## EXERCISE REQUIREMENTS
Rewrite the rows from the one containing "492, 417, 522]" through the one containing "314, 30, 328]", swapping "taxonomy-item-label" for "taxonomy-entry-label" and changing nothing else. Return only those rows.

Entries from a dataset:

================================

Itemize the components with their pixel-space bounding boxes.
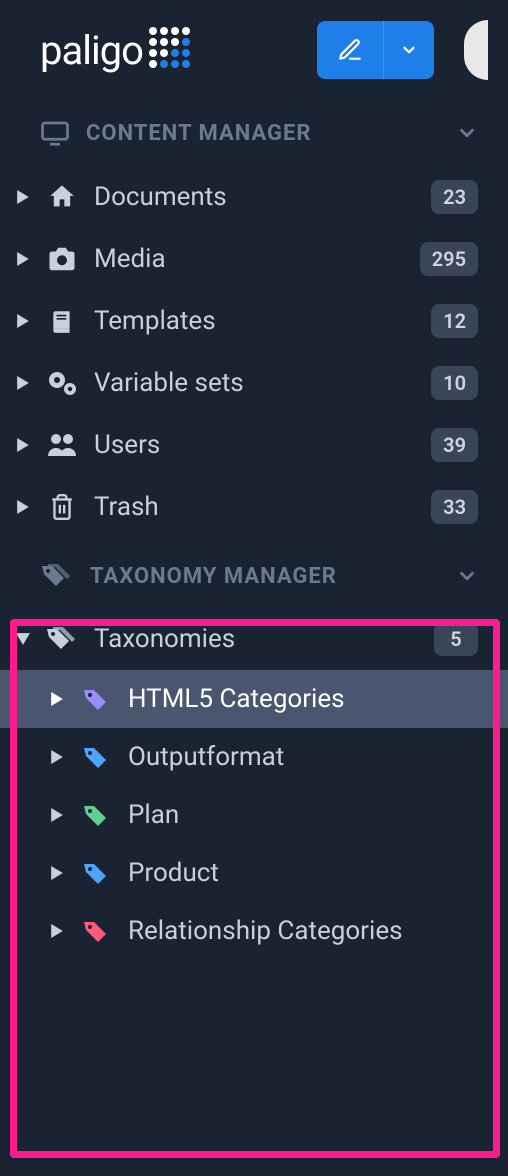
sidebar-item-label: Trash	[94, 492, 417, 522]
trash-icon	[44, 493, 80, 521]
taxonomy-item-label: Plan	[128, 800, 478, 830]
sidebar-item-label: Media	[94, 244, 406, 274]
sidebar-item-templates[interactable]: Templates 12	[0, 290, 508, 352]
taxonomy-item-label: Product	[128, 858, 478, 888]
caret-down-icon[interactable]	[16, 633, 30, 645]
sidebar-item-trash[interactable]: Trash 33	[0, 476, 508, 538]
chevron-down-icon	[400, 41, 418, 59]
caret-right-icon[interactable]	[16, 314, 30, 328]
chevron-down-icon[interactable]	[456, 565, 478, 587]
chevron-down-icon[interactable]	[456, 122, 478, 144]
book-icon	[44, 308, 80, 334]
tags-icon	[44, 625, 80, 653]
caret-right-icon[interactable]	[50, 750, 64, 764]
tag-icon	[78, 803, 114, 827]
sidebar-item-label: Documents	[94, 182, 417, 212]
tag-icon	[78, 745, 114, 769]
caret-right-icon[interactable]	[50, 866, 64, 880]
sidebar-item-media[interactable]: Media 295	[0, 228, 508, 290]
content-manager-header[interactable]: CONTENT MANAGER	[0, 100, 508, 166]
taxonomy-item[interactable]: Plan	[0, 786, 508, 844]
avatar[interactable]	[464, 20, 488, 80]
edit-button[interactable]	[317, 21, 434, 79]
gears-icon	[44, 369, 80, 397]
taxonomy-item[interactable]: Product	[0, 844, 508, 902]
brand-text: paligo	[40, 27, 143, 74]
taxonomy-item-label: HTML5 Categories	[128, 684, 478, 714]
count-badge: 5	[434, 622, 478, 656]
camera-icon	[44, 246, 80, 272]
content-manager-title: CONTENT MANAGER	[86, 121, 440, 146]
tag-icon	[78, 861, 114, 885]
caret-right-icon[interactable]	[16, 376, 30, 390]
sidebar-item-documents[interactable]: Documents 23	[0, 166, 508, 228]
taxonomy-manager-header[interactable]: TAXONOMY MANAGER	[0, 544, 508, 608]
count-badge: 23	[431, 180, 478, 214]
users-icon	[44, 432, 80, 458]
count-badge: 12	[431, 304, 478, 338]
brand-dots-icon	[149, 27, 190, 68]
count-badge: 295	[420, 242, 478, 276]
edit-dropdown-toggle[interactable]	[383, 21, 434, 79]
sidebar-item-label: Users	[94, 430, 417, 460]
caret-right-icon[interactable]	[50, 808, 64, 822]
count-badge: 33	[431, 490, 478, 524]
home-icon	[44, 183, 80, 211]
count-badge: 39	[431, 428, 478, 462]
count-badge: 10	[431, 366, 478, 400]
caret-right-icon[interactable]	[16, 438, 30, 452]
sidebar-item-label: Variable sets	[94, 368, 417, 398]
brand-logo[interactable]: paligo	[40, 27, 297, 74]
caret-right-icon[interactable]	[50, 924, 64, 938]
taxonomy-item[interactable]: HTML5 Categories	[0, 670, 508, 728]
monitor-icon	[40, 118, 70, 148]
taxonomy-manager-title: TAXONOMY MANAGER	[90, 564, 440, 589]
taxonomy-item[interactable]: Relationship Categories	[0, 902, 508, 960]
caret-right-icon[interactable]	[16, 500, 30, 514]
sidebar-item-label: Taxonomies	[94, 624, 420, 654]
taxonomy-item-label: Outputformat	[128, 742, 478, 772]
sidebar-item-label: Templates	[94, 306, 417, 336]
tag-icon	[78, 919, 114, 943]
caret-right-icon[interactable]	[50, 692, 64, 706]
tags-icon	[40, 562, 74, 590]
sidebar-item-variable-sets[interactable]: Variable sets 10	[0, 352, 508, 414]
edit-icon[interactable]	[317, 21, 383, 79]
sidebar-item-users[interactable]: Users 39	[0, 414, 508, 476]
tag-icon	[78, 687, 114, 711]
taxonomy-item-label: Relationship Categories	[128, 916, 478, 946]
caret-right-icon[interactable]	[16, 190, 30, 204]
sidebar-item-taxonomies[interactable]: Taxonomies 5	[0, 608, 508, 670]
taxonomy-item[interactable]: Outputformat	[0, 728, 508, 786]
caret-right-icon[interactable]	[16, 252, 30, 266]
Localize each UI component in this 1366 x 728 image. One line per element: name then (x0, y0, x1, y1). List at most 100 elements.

================================

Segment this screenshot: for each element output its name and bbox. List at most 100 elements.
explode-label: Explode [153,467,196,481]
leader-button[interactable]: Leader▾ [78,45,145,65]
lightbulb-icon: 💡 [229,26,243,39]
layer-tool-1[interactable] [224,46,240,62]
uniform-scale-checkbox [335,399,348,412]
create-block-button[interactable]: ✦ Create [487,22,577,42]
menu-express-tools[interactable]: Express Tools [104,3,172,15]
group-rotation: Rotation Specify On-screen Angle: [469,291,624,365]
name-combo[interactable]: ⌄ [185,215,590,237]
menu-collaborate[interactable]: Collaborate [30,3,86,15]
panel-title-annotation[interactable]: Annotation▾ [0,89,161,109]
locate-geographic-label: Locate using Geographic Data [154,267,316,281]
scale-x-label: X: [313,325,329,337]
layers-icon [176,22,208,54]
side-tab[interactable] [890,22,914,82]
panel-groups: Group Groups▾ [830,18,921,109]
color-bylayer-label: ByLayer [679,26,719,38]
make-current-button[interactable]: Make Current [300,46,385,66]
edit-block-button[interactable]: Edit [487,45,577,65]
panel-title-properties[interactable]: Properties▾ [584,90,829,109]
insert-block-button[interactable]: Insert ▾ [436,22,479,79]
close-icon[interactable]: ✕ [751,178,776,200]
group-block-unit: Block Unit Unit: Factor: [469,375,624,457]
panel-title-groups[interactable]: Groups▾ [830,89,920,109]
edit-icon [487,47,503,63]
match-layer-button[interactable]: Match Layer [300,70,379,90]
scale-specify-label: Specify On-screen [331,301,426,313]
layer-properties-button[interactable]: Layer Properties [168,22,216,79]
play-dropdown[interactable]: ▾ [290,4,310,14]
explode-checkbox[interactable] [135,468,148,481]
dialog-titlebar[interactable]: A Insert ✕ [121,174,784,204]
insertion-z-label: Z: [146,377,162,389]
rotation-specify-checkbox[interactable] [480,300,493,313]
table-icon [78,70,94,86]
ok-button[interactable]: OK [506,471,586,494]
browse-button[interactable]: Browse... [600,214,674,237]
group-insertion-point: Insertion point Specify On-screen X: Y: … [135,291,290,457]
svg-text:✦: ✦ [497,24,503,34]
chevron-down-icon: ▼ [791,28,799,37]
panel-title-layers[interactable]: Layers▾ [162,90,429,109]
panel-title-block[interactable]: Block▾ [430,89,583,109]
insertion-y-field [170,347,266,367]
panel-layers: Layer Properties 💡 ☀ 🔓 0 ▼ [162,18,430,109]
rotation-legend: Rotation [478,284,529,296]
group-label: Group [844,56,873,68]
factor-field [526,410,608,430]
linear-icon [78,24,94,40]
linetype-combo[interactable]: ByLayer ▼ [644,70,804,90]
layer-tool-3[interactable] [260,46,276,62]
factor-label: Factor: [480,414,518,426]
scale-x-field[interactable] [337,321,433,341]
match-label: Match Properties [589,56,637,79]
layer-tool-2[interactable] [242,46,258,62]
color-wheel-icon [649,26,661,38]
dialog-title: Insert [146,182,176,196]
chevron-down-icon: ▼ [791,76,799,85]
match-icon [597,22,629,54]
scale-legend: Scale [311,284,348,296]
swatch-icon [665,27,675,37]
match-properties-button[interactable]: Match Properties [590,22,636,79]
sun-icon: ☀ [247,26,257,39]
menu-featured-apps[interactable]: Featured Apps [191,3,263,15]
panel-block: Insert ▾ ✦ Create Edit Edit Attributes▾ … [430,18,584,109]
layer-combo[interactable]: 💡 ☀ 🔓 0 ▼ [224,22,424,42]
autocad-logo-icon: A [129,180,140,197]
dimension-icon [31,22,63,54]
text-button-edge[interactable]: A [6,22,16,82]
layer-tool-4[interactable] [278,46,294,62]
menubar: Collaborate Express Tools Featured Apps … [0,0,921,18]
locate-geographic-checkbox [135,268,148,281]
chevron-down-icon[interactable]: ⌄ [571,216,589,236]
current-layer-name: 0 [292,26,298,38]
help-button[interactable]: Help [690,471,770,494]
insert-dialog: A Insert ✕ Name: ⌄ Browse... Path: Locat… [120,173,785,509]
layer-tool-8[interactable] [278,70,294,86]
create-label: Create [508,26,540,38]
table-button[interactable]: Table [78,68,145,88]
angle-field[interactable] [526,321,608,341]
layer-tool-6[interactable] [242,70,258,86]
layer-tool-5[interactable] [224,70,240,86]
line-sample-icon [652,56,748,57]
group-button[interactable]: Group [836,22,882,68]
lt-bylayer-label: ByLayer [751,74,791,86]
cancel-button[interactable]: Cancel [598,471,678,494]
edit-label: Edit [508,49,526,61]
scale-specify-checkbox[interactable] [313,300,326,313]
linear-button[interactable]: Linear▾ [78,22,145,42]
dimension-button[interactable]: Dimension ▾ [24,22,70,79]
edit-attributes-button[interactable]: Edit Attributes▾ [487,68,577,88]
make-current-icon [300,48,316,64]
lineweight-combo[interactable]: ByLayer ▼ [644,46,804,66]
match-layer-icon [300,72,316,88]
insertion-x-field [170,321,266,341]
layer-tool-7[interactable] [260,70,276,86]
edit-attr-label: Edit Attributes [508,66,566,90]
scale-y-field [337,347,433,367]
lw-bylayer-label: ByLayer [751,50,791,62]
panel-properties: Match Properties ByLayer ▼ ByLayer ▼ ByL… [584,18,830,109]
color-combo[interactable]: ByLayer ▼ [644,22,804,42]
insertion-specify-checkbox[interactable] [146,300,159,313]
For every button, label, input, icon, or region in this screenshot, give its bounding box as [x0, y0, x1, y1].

================================

## SOLUTION TO THIS TASK
sidebar-item-label: Trash	[94, 492, 417, 522]
trash-icon	[44, 493, 80, 521]
taxonomy-entry-label: Plan	[128, 800, 478, 830]
sidebar-item-label: Media	[94, 244, 406, 274]
sidebar-item-templates[interactable]: Templates 12	[0, 290, 508, 352]
taxonomy-entry-label: Product	[128, 858, 478, 888]
caret-down-icon[interactable]	[16, 633, 30, 645]
sidebar-item-trash[interactable]: Trash 33	[0, 476, 508, 538]
chevron-down-icon	[400, 41, 418, 59]
caret-right-icon[interactable]	[16, 314, 30, 328]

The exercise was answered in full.